> [Task brief]:
Would you write out the entries below, every one of them, exactly?

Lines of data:
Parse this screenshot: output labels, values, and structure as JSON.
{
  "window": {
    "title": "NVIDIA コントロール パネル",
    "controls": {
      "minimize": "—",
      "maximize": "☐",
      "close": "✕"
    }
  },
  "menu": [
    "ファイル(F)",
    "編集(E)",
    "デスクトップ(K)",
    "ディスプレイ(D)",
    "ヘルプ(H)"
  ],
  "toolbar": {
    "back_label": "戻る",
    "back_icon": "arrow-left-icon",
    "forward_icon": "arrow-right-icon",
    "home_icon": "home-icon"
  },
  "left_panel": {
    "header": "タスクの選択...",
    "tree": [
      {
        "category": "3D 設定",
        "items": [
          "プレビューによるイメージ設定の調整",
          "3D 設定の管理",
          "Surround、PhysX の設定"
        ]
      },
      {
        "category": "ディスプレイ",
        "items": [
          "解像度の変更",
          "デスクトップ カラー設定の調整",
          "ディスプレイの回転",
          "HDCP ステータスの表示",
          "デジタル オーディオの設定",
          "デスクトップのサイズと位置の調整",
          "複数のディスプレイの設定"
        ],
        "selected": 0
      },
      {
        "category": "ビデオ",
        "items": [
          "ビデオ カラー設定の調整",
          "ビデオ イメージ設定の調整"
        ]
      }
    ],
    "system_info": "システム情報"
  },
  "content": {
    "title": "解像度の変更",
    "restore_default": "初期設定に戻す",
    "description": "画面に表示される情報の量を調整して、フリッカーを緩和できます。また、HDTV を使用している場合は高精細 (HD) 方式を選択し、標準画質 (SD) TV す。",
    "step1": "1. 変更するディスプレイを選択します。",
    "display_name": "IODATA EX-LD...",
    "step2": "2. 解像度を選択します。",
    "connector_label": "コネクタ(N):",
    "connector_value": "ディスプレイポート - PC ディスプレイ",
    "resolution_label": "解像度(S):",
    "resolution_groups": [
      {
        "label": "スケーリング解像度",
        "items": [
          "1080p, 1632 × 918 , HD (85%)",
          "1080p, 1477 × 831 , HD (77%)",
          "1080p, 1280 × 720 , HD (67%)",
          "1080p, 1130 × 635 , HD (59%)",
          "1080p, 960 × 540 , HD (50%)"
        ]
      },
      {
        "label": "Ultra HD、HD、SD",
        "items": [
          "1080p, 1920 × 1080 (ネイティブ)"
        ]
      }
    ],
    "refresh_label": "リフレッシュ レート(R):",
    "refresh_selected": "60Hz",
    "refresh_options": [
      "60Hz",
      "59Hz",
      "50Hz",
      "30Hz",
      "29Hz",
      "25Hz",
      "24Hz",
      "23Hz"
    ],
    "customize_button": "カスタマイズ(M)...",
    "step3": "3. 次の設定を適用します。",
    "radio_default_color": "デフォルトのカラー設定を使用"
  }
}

> [Result]:
Parse this screenshot: output labels, values, and structure as JSON.
{
  "window": {
    "title": "NVIDIA コントロール パネル",
    "controls": {
      "minimize": "—",
      "maximize": "☐",
      "close": "✕"
    }
  },
  "menu": [
    "ファイル(F)",
    "編集(E)",
    "デスクトップ(K)",
    "ディスプレイ(D)",
    "ヘルプ(H)"
  ],
  "toolbar": {
    "back_label": "戻る",
    "back_icon": "arrow-left-icon",
    "forward_icon": "arrow-right-icon",
    "home_icon": "home-icon"
  },
  "left_panel": {
    "header": "タスクの選択...",
    "tree": [
      {
        "category": "3D 設定",
        "items": [
          "プレビューによるイメージ設定の調整",
          "3D 設定の管理",
          "Surround、PhysX の設定"
        ]
      },
      {
        "category": "ディスプレイ",
        "items": [
          "解像度の変更",
          "デスクトップ カラー設定の調整",
          "ディスプレイの回転",
          "HDCP ステータスの表示",
          "デジタル オーディオの設定",
          "デスクトップのサイズと位置の調整",
          "複数のディスプレイの設定"
        ],
        "selected": 0
      },
      {
        "category": "ビデオ",
        "items": [
          "ビデオ カラー設定の調整",
          "ビデオ イメージ設定の調整"
        ]
      }
    ],
    "system_info": "システム情報"
  },
  "content": {
    "title": "解像度の変更",
    "restore_default": "初期設定に戻す",
    "description": "画面に表示される情報の量を調整して、フリッカーを緩和できます。また、HDTV を使用している場合は高精細 (HD) 方式を選択し、標準画質 (SD) TV す。",
    "step1": "1. 変更するディスプレイを選択します。",
    "display_name": "IODATA EX-LD...",
    "step2": "2. 解像度を選択します。",
    "connector_label": "コネクタ(N):",
    "connector_value": "ディスプレイポート - PC ディスプレイ",
    "resolution_label": "解像度(S):",
    "resolution_groups": [
      {
        "label": "スケーリング解像度",
        "items": [
          "1080p, 1632 × 918 , HD (85%)",
          "1080p, 1477 × 831 , HD (77%)",
          "1080p, 1280 × 720 , HD (67%)",
          "1080p, 1130 × 635 , HD (59%)",
          "1080p, 960 × 540 , HD (50%)"
        ]
      },
      {
        "label": "Ultra HD、HD、SD",
        "items": [
          "1080p, 1920 × 1080 (ネイティブ)"
        ]
      }
    ],
    "refresh_label": "リフレッシュ レート(R):",
    "refresh_selected": "60Hz",
    "refresh_options": [
      "60Hz",
      "59Hz",
      "50Hz",
      "30Hz",
      "29Hz",
      "25Hz",
      "24Hz",
      "23Hz"
    ],
    "customize_button": "カスタマイズ(M)...",
    "step3": "3. 次の設定を適用します。",
    "radio_default_color": "デフォルトのカラー設定を使用"
  }
}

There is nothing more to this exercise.